____ Extracted material

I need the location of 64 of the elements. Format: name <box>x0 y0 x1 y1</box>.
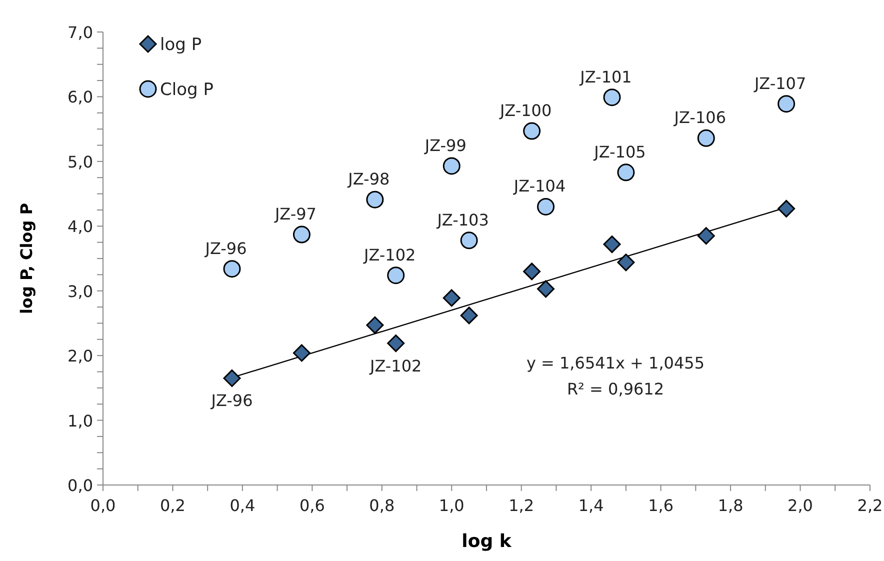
point <box>523 122 541 140</box>
x-axis-title: log k <box>462 531 512 552</box>
y-tick-label: 5,0 <box>68 152 93 172</box>
x-tick-label: 1,8 <box>718 496 744 515</box>
point <box>603 88 621 106</box>
annotation: JZ-96 <box>204 238 247 258</box>
x-tick-label: 1,4 <box>578 496 604 515</box>
annotation: JZ-97 <box>274 204 316 224</box>
point <box>442 289 460 307</box>
y-tick-label: 7,0 <box>68 23 93 42</box>
point <box>537 198 555 216</box>
annotation: y = 1,6541x + 1,0455 <box>526 354 705 373</box>
annotation: JZ-102 <box>368 356 422 376</box>
point <box>366 316 384 334</box>
point <box>460 306 478 324</box>
annotation: JZ-102 <box>362 245 416 264</box>
x-tick-label: 2,2 <box>857 496 883 515</box>
x-tick-label: 1,6 <box>648 496 674 515</box>
annotation: JZ-104 <box>512 176 566 196</box>
y-tick-label: 4,0 <box>68 217 93 236</box>
point <box>603 236 621 254</box>
annotation: JZ-105 <box>593 142 646 162</box>
point <box>697 227 715 245</box>
x-tick-label: 0,6 <box>299 496 325 515</box>
point <box>387 266 405 284</box>
x-tick-label: 0,0 <box>90 496 116 515</box>
y-tick-label: 6,0 <box>68 88 93 107</box>
point <box>778 200 796 218</box>
point <box>523 262 541 280</box>
point <box>366 190 384 208</box>
annotation: JZ-101 <box>579 67 632 86</box>
point <box>442 157 460 175</box>
annotation: JZ-107 <box>753 74 806 93</box>
y-tick-label: 2,0 <box>68 346 93 366</box>
x-tick-label: 0,2 <box>160 496 186 515</box>
annotation: JZ-98 <box>347 170 390 189</box>
x-tick-label: 1,2 <box>508 496 534 515</box>
legend-label: log P <box>160 35 202 55</box>
y-tick-label: 1,0 <box>68 411 93 430</box>
y-tick-label: 3,0 <box>68 282 93 301</box>
x-tick-label: 1,0 <box>438 496 464 515</box>
x-tick-label: 2,0 <box>788 496 813 515</box>
point <box>460 232 478 250</box>
point <box>223 369 241 387</box>
annotation: R² = 0,9612 <box>566 380 664 399</box>
annotation: JZ-103 <box>436 210 489 230</box>
point <box>617 254 635 272</box>
point <box>292 344 310 362</box>
point <box>778 95 796 113</box>
y-tick-label: 0,0 <box>68 476 93 495</box>
point <box>537 280 555 298</box>
x-tick-label: 0,4 <box>230 496 256 515</box>
point <box>223 260 241 278</box>
legend-label: Clog P <box>160 80 214 100</box>
y-axis-title: log P, Clog P <box>17 202 36 314</box>
annotation: JZ-99 <box>424 136 466 155</box>
annotation: JZ-106 <box>673 108 726 128</box>
point <box>387 334 405 352</box>
point <box>617 164 635 182</box>
point <box>697 129 715 147</box>
annotation: JZ-100 <box>498 101 552 120</box>
x-tick-label: 0,8 <box>369 496 395 515</box>
annotation: JZ-96 <box>210 391 253 410</box>
point <box>292 226 310 244</box>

________

▶ _What is asked_: Could you copy every line of the entries above word for word, leaving out the picture?

▶ _The output_:
I need the location of 64 of the elements. Format: name <box>x0 y0 x1 y1</box>.
point <box>523 122 541 140</box>
x-axis-title: log k <box>462 531 512 552</box>
y-tick-label: 5,0 <box>68 152 93 172</box>
x-tick-label: 1,8 <box>718 496 744 515</box>
point <box>603 88 621 106</box>
annotation: JZ-96 <box>204 238 247 258</box>
x-tick-label: 1,4 <box>578 496 604 515</box>
annotation: JZ-97 <box>274 204 316 224</box>
point <box>442 289 460 307</box>
y-tick-label: 7,0 <box>68 23 93 42</box>
point <box>537 198 555 216</box>
annotation: y = 1,6541x + 1,0455 <box>526 354 705 373</box>
annotation: JZ-102 <box>368 356 422 376</box>
point <box>366 316 384 334</box>
point <box>460 306 478 324</box>
annotation: JZ-102 <box>362 245 416 264</box>
x-tick-label: 2,2 <box>857 496 883 515</box>
x-tick-label: 1,6 <box>648 496 674 515</box>
annotation: JZ-104 <box>512 176 566 196</box>
y-tick-label: 4,0 <box>68 217 93 236</box>
point <box>603 236 621 254</box>
annotation: JZ-105 <box>593 142 646 162</box>
point <box>697 227 715 245</box>
x-tick-label: 0,6 <box>299 496 325 515</box>
point <box>387 266 405 284</box>
x-tick-label: 0,0 <box>90 496 116 515</box>
y-tick-label: 6,0 <box>68 88 93 107</box>
point <box>778 200 796 218</box>
point <box>523 262 541 280</box>
point <box>366 190 384 208</box>
annotation: JZ-101 <box>579 67 632 86</box>
point <box>442 157 460 175</box>
annotation: JZ-107 <box>753 74 806 93</box>
y-tick-label: 2,0 <box>68 346 93 366</box>
x-tick-label: 0,2 <box>160 496 186 515</box>
annotation: JZ-98 <box>347 170 390 189</box>
x-tick-label: 1,2 <box>508 496 534 515</box>
legend-label: log P <box>160 35 202 55</box>
y-tick-label: 1,0 <box>68 411 93 430</box>
y-tick-label: 3,0 <box>68 282 93 301</box>
x-tick-label: 1,0 <box>438 496 464 515</box>
x-tick-label: 2,0 <box>788 496 813 515</box>
point <box>460 232 478 250</box>
point <box>223 369 241 387</box>
annotation: R² = 0,9612 <box>566 380 664 399</box>
annotation: JZ-103 <box>436 210 489 230</box>
point <box>617 254 635 272</box>
point <box>292 344 310 362</box>
point <box>778 95 796 113</box>
y-tick-label: 0,0 <box>68 476 93 495</box>
point <box>537 280 555 298</box>
x-tick-label: 0,4 <box>230 496 256 515</box>
point <box>223 260 241 278</box>
legend-label: Clog P <box>160 80 214 100</box>
y-axis-title: log P, Clog P <box>17 202 36 314</box>
annotation: JZ-99 <box>424 136 466 155</box>
annotation: JZ-106 <box>673 108 726 128</box>
point <box>387 334 405 352</box>
point <box>617 164 635 182</box>
point <box>697 129 715 147</box>
annotation: JZ-100 <box>498 101 552 120</box>
x-tick-label: 0,8 <box>369 496 395 515</box>
annotation: JZ-96 <box>210 391 253 410</box>
point <box>292 226 310 244</box>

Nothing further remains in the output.